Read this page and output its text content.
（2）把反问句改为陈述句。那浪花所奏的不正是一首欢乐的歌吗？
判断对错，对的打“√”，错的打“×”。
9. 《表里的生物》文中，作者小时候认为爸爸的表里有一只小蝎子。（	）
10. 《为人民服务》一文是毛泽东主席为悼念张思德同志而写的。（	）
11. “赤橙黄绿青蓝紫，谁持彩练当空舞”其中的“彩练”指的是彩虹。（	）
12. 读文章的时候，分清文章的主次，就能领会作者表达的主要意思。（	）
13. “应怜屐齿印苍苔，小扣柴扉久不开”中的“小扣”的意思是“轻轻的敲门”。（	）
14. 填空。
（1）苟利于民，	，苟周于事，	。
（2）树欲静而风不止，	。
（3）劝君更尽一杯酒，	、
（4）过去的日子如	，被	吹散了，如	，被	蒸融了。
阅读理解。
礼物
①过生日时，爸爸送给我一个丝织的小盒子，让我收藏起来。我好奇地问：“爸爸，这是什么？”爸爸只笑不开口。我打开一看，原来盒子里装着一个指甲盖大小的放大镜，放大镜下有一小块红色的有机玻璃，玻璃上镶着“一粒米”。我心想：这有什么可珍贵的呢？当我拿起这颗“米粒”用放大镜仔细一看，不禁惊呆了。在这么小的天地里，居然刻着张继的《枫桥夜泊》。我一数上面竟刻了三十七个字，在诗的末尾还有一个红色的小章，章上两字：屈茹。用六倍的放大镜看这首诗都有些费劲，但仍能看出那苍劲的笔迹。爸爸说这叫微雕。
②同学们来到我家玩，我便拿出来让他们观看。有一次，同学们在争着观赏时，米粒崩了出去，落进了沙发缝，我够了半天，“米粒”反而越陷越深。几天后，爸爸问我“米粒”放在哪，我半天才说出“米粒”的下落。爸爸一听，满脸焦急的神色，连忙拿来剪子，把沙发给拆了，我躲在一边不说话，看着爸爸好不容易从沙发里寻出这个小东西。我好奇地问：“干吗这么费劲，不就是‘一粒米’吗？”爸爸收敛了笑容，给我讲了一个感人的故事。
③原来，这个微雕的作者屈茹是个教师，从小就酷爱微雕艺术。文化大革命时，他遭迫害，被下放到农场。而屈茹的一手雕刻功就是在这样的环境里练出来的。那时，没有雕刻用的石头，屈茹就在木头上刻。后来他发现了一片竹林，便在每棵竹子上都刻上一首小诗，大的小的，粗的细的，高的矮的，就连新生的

_ _ _ _

Goal: Give back the data above exactly as it appears.

The solution:
Read this page and output its text content.
（2）把反问句改为陈述句。那浪花所奏的不正是一首欢乐的歌吗？
判断对错，对的打“√”，错的打“×”。
9. 《表里的生物》文中，作者小时候认为爸爸的表里有一只小蝎子。（	）
10. 《为人民服务》一文是毛泽东主席为悼念张思德同志而写的。（	）
11. “赤橙黄绿青蓝紫，谁持彩练当空舞”其中的“彩练”指的是彩虹。（	）
12. 读文章的时候，分清文章的主次，就能领会作者表达的主要意思。（	）
13. “应怜屐齿印苍苔，小扣柴扉久不开”中的“小扣”的意思是“轻轻的敲门”。（	）
14. 填空。
（1）苟利于民，	，苟周于事，	。
（2）树欲静而风不止，	。
（3）劝君更尽一杯酒，	、
（4）过去的日子如	，被	吹散了，如	，被	蒸融了。
阅读理解。
礼物
①过生日时，爸爸送给我一个丝织的小盒子，让我收藏起来。我好奇地问：“爸爸，这是什么？”爸爸只笑不开口。我打开一看，原来盒子里装着一个指甲盖大小的放大镜，放大镜下有一小块红色的有机玻璃，玻璃上镶着“一粒米”。我心想：这有什么可珍贵的呢？当我拿起这颗“米粒”用放大镜仔细一看，不禁惊呆了。在这么小的天地里，居然刻着张继的《枫桥夜泊》。我一数上面竟刻了三十七个字，在诗的末尾还有一个红色的小章，章上两字：屈茹。用六倍的放大镜看这首诗都有些费劲，但仍能看出那苍劲的笔迹。爸爸说这叫微雕。
②同学们来到我家玩，我便拿出来让他们观看。有一次，同学们在争着观赏时，米粒崩了出去，落进了沙发缝，我够了半天，“米粒”反而越陷越深。几天后，爸爸问我“米粒”放在哪，我半天才说出“米粒”的下落。爸爸一听，满脸焦急的神色，连忙拿来剪子，把沙发给拆了，我躲在一边不说话，看着爸爸好不容易从沙发里寻出这个小东西。我好奇地问：“干吗这么费劲，不就是‘一粒米’吗？”爸爸收敛了笑容，给我讲了一个感人的故事。
③原来，这个微雕的作者屈茹是个教师，从小就酷爱微雕艺术。文化大革命时，他遭迫害，被下放到农场。而屈茹的一手雕刻功就是在这样的环境里练出来的。那时，没有雕刻用的石头，屈茹就在木头上刻。后来他发现了一片竹林，便在每棵竹子上都刻上一首小诗，大的小的，粗的细的，高的矮的，就连新生的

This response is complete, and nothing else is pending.